Extracted data entries:
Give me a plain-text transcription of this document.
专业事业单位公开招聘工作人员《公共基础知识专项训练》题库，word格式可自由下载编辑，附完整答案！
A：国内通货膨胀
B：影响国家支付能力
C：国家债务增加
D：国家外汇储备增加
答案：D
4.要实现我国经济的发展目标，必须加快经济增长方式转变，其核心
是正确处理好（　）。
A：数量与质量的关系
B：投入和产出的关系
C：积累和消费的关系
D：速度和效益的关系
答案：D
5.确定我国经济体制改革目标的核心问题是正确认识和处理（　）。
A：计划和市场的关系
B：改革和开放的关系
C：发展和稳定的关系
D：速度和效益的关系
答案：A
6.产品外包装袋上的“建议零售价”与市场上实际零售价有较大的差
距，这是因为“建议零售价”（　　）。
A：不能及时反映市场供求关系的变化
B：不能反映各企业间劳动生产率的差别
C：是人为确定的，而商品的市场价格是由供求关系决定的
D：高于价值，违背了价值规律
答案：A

- CHALLENGE: Go through the listing above and restate it word for word.

- EXERCISE OUTPUT:
Give me a plain-text transcription of this document.
专业事业单位公开招聘工作人员《公共基础知识专项训练》题库，word格式可自由下载编辑，附完整答案！
A：国内通货膨胀
B：影响国家支付能力
C：国家债务增加
D：国家外汇储备增加
答案：D
4.要实现我国经济的发展目标，必须加快经济增长方式转变，其核心
是正确处理好（　）。
A：数量与质量的关系
B：投入和产出的关系
C：积累和消费的关系
D：速度和效益的关系
答案：D
5.确定我国经济体制改革目标的核心问题是正确认识和处理（　）。
A：计划和市场的关系
B：改革和开放的关系
C：发展和稳定的关系
D：速度和效益的关系
答案：A
6.产品外包装袋上的“建议零售价”与市场上实际零售价有较大的差
距，这是因为“建议零售价”（　　）。
A：不能及时反映市场供求关系的变化
B：不能反映各企业间劳动生产率的差别
C：是人为确定的，而商品的市场价格是由供求关系决定的
D：高于价值，违背了价值规律
答案：A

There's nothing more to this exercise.